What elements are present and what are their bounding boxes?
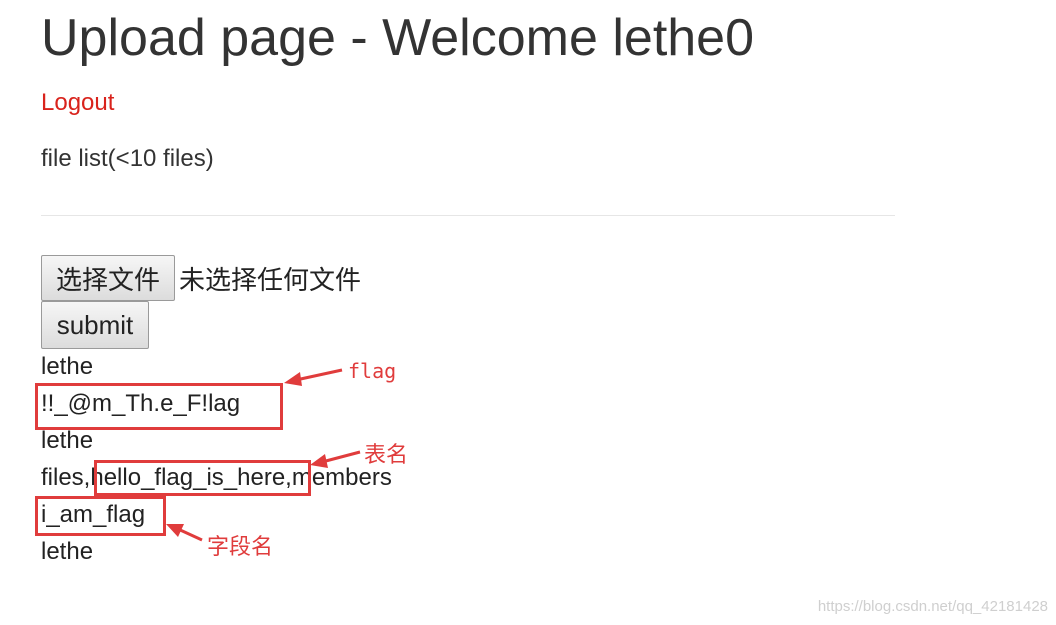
flag-highlight-box [35,383,283,430]
output-line-1: lethe [41,353,94,380]
choose-file-button[interactable]: 选择文件 [41,255,176,301]
field-arrow-line [177,527,203,542]
tables-prefix: files, [41,464,91,491]
file-input[interactable]: 选择文件 未选择任何文件 [41,255,361,301]
output-line-3: lethe [41,427,94,454]
page-title: Upload page - Welcome lethe0 [41,9,755,67]
flag-arrow-line [295,368,343,382]
no-file-chosen-text: 未选择任何文件 [179,265,362,296]
table-arrow-line [321,450,361,464]
flag-annotation: flag [348,359,397,383]
watermark: https://blog.csdn.net/qq_42181428 [817,598,1048,615]
output-line-6: lethe [41,538,94,565]
field-name-annotation: 字段名 [207,535,274,560]
divider [41,215,895,216]
flag-arrowhead [284,372,302,386]
field-arrowhead [166,524,184,537]
table-name-annotation: 表名 [364,443,409,468]
field-highlight-box [35,496,166,536]
table-highlight-box [94,460,311,496]
submit-button[interactable]: submit [41,301,149,349]
file-list-label: file list(<10 files) [41,145,214,172]
logout-link[interactable]: Logout [41,88,114,118]
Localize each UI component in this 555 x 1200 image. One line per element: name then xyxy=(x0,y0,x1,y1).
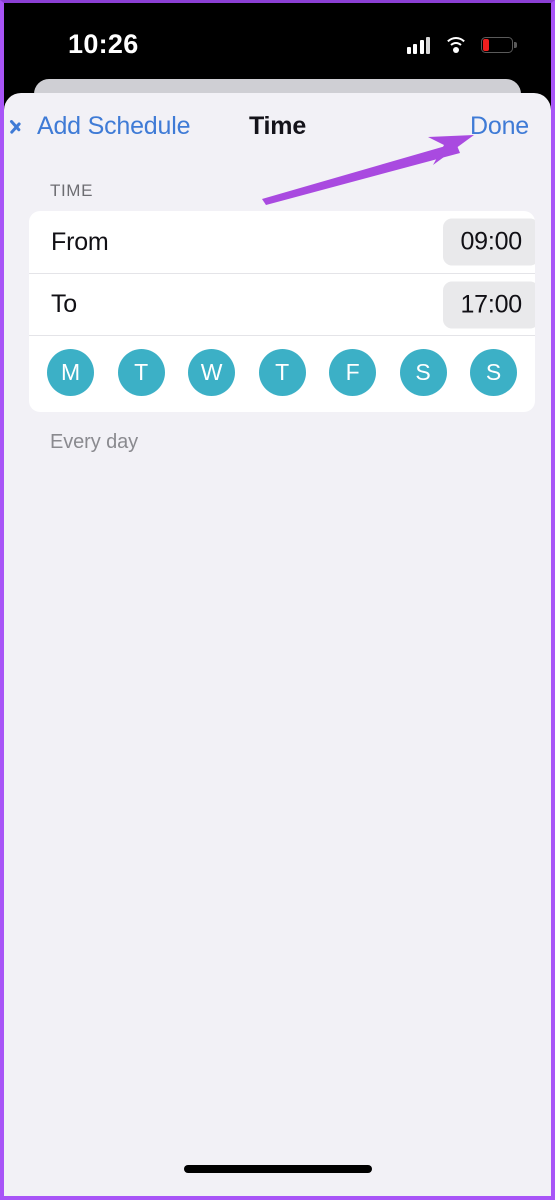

**Set exercise:** Write out all the entries again with "bounding boxes" replaced by "box coordinates", keeping everything else the same. Leave out the pictures.

**Reply to the task:**
What elements are present and what are their box coordinates?
flag-highlight-box [35,383,283,430]
output-line-1: lethe [41,353,94,380]
choose-file-button[interactable]: 选择文件 [41,255,176,301]
field-arrow-line [177,527,203,542]
tables-prefix: files, [41,464,91,491]
file-input[interactable]: 选择文件 未选择任何文件 [41,255,361,301]
output-line-3: lethe [41,427,94,454]
page-title: Upload page - Welcome lethe0 [41,9,755,67]
flag-arrow-line [295,368,343,382]
no-file-chosen-text: 未选择任何文件 [179,265,362,296]
table-arrow-line [321,450,361,464]
flag-annotation: flag [348,359,397,383]
watermark: https://blog.csdn.net/qq_42181428 [817,598,1048,615]
output-line-6: lethe [41,538,94,565]
field-name-annotation: 字段名 [207,535,274,560]
divider [41,215,895,216]
flag-arrowhead [284,372,302,386]
field-arrowhead [166,524,184,537]
table-name-annotation: 表名 [364,443,409,468]
field-highlight-box [35,496,166,536]
table-highlight-box [94,460,311,496]
submit-button[interactable]: submit [41,301,149,349]
file-list-label: file list(<10 files) [41,145,214,172]
logout-link[interactable]: Logout [41,88,114,118]
Localize each UI component in this 555 x 1200 image. One line per element: name then xyxy=(x0,y0,x1,y1).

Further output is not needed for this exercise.